Exercise directions: Copy every record exactly, and keep the pictures out.

▬▬▬

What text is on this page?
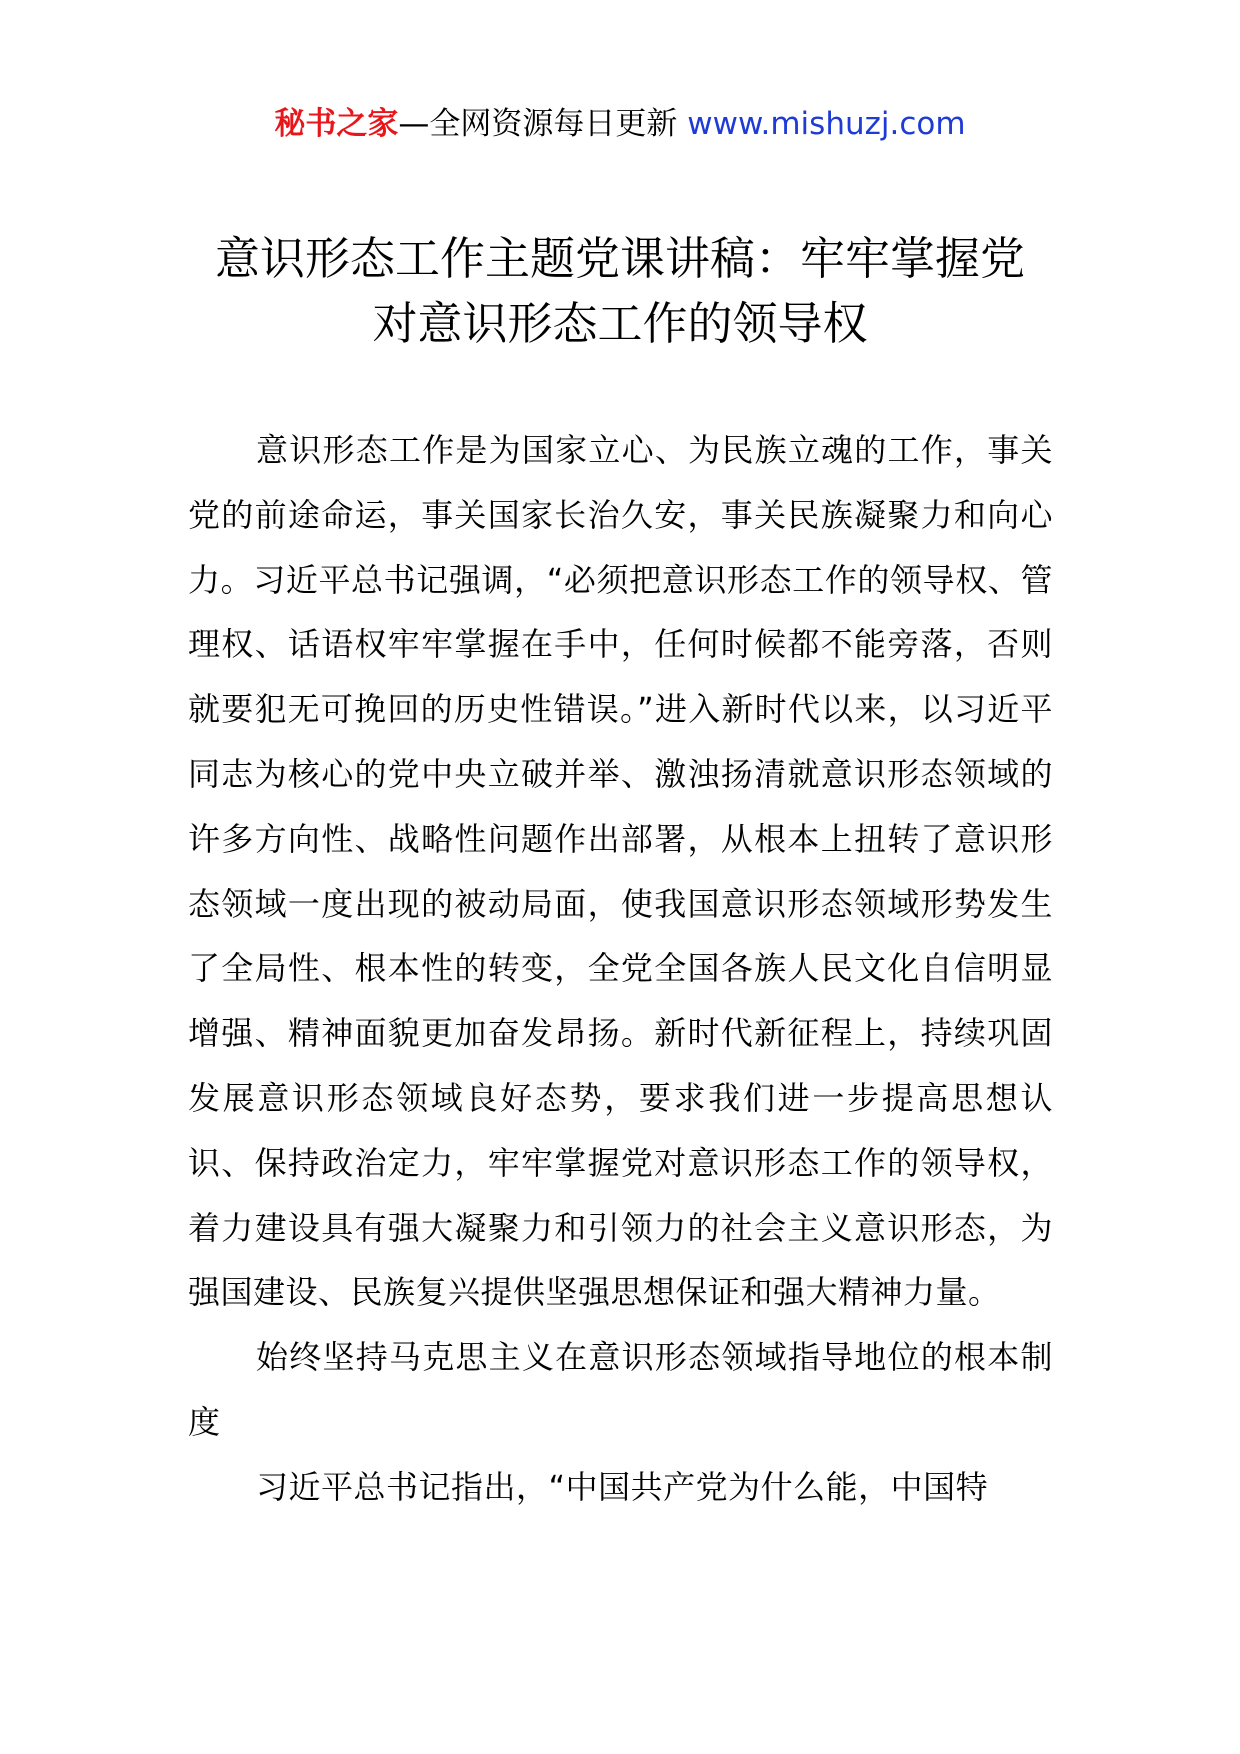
秘书之家—全网资源每日更新 www.mishuzj.com
意识形态工作主题党课讲稿：牢牢掌握党
对意识形态工作的领导权

意识形态工作是为国家立心、为民族立魂的工作，事关党的前途命运，事关国家长治久安，事关民族凝聚力和向心力。习近平总书记强调，“必须把意识形态工作的领导权、管理权、话语权牢牢掌握在手中，任何时候都不能旁落，否则就要犯无可挽回的历史性错误。”进入新时代以来，以习近平同志为核心的党中央立破并举、激浊扬清就意识形态领域的许多方向性、战略性问题作出部署，从根本上扭转了意识形态领域一度出现的被动局面，使我国意识形态领域形势发生了全局性、根本性的转变，全党全国各族人民文化自信明显增强、精神面貌更加奋发昂扬。新时代新征程上，持续巩固发展意识形态领域良好态势，要求我们进一步提高思想认识、保持政治定力，牢牢掌握党对意识形态工作的领导权，着力建设具有强大凝聚力和引领力的社会主义意识形态，为强国建设、民族复兴提供坚强思想保证和强大精神力量。

始终坚持马克思主义在意识形态领域指导地位的根本制度

习近平总书记指出，“中国共产党为什么能，中国特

▬▬▬

Completed task:
What text is on this page?
秘书之家—全网资源每日更新 www.mishuzj.com
意识形态工作主题党课讲稿：牢牢掌握党
对意识形态工作的领导权

意识形态工作是为国家立心、为民族立魂的工作，事关党的前途命运，事关国家长治久安，事关民族凝聚力和向心力。习近平总书记强调，“必须把意识形态工作的领导权、管理权、话语权牢牢掌握在手中，任何时候都不能旁落，否则就要犯无可挽回的历史性错误。”进入新时代以来，以习近平同志为核心的党中央立破并举、激浊扬清就意识形态领域的许多方向性、战略性问题作出部署，从根本上扭转了意识形态领域一度出现的被动局面，使我国意识形态领域形势发生了全局性、根本性的转变，全党全国各族人民文化自信明显增强、精神面貌更加奋发昂扬。新时代新征程上，持续巩固发展意识形态领域良好态势，要求我们进一步提高思想认识、保持政治定力，牢牢掌握党对意识形态工作的领导权，着力建设具有强大凝聚力和引领力的社会主义意识形态，为强国建设、民族复兴提供坚强思想保证和强大精神力量。

始终坚持马克思主义在意识形态领域指导地位的根本制度

习近平总书记指出，“中国共产党为什么能，中国特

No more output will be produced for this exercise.